EXTRACT ▸
Despite the relative lack of violent incidents so far, Mayor Kepner took the precaution of issuing a proclamation calling for restraint and common sense among the population. He issued his proclamation on Saturday morning, in possible anticipation of an unsettled weekend, cautioning purveyors of strong drink to use good judgment when serving their patrons:

As Mayor of the city of Harrisburg, I feel it to be my duty, in the present critical condition of public events, to impress upon all loyal citizens the importance of observing moderation in their speech and actions. In the inflammatory state of the popular mind, all exciting topics should be suppressed as far as practicable. An ill-advised word may prove the unfortunate cause of much trouble to our community. The baleful cloud which now hangs over us ought not to be blackened by any rashness on the part of any class of our people. Let quietness prevail, and let every effort be made to restrain and direct into a proper channel the enthusiasm which glows in every patriotic heart.

To this end, I urge upon all who are engaged in the sale of liquors to be exceedingly cautious to whom they sell. Whilst it is at all times against the law to furnish intoxicating drink to a minor, or to any one who may already be under its influence, it would be now doubly criminal, because of the serious and disastrous consequences it might lead to. Let those concerned in this traffic exercise a proper care in this particular, in order to preserve the community from riot, bloodshed and confusion.

The citizens may feel assured that more than ordinary vigilance shall be exerted to prevent any encroachments upon the public during the present exciting period.116

The mayor’s appeal to “Let quietness prevail” was in deference to the strong attachment that Harrisburgers had for their peace and quiet, a theme that he returned to with his concluding sentence promising to “prevent any encroachment upon the public during the present exciting period.”

In hindsight, this attitude seems incredibly naïve, but many Northerners truly expected to subdue the rebellion within a month. In that context, the invasion by thousands of highly excited teenaged boys and young men could be considered a brief “exciting period” that Harrisburg had to endure before things could return to normal. But despite the exercising of “more than ordinary vigilance,” it was only days until the first death associated with the influx of troops occurred, and it did not happen at camp or in the field. Private Robert McCall, from Delaware County, was accidentally shot by a Lieutenant Blakely in the Jones House in town. Immediate help was summoned and McCall was treated by Doctor Charlton of Harrisburg, but the wounded man died before the end of the day.

OBJECTIVE ▸ According to the Harrisburg text, on what day and at what time of day did Mayor Kepner issue his proclamation?

DATA ROWS ▸
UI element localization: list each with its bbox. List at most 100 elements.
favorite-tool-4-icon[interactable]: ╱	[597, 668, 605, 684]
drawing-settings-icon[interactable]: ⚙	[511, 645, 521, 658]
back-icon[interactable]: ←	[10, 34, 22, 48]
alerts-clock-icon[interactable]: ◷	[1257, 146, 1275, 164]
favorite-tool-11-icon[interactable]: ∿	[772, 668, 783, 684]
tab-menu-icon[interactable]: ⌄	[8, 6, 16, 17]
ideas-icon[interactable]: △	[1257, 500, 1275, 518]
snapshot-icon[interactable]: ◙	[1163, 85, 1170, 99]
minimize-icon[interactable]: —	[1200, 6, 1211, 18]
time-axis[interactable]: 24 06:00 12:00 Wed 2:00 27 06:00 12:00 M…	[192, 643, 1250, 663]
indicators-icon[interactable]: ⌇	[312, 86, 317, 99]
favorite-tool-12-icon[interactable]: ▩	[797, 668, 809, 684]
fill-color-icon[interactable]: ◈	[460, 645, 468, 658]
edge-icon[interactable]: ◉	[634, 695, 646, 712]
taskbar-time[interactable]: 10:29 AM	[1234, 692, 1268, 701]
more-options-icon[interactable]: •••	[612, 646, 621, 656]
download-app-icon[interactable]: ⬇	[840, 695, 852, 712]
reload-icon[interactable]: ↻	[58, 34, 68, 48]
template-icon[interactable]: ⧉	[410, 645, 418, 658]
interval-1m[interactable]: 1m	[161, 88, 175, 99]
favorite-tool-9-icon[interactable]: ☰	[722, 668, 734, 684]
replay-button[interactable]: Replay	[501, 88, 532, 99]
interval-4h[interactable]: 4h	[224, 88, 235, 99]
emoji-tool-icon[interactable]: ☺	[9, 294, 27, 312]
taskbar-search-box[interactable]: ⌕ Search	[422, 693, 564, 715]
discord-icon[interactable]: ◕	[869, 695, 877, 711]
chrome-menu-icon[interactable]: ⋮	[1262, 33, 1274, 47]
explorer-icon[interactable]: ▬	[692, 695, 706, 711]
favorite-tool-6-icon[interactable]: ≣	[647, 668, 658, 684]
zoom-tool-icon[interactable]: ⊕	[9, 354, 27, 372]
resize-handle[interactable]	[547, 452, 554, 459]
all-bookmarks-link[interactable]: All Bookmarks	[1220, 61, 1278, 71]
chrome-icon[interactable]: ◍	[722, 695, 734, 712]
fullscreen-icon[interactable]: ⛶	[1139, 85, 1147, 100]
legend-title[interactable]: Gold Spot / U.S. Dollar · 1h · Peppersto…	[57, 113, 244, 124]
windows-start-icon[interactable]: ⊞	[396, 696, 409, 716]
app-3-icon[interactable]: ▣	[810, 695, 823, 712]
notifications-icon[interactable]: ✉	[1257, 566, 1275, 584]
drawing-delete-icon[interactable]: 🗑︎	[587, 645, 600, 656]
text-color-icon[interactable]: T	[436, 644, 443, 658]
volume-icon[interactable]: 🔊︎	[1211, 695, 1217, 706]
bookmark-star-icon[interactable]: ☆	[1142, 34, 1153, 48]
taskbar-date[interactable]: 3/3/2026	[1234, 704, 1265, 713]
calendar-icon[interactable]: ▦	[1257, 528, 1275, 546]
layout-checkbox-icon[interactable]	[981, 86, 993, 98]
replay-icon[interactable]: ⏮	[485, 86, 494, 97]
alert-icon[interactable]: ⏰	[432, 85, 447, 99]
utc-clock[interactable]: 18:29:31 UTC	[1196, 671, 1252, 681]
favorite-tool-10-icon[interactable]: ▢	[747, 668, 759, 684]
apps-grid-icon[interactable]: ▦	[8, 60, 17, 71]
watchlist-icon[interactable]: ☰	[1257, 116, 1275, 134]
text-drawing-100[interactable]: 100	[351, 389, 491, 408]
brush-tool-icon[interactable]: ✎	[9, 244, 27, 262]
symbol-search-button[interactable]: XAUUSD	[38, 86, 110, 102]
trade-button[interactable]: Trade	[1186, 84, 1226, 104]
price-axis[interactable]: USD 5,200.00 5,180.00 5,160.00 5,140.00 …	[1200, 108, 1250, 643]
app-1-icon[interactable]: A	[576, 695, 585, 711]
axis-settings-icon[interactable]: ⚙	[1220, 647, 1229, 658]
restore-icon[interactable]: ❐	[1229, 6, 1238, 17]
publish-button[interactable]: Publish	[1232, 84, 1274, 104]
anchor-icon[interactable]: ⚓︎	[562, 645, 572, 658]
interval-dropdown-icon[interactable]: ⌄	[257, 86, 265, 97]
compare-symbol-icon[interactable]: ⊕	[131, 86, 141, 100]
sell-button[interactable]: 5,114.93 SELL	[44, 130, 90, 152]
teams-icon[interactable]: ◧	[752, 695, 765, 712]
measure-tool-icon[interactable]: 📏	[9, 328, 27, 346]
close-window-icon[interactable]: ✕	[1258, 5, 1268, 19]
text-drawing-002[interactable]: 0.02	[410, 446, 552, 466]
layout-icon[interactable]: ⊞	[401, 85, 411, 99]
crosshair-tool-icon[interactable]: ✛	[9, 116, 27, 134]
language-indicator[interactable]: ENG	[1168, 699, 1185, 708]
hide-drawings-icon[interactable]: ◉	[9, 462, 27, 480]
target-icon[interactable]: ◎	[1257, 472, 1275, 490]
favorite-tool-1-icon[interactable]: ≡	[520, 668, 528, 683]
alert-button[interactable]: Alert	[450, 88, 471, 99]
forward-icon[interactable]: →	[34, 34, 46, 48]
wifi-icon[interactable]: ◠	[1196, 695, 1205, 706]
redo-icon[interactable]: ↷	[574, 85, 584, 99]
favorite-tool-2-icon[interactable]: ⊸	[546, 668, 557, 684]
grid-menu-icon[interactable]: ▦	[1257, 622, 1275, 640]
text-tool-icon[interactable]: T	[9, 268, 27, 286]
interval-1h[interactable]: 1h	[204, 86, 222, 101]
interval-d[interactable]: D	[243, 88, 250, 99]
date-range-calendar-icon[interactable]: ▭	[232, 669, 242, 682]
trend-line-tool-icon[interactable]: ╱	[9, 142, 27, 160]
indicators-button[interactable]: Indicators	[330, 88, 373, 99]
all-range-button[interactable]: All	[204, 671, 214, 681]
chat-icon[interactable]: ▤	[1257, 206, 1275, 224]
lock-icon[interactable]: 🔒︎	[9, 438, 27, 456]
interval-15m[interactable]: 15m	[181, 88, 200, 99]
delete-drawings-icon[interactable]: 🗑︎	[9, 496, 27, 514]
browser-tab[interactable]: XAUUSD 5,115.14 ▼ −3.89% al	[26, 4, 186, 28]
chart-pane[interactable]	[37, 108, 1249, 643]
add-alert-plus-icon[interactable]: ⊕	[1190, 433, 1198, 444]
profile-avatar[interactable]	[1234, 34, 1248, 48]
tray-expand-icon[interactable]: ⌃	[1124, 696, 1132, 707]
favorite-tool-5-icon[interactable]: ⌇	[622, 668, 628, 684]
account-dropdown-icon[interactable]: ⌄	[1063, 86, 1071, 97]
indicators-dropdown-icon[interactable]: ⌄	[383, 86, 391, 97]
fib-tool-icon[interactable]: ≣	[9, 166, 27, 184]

SOLUTION FOR THIS TASK ▸ Saturday morning.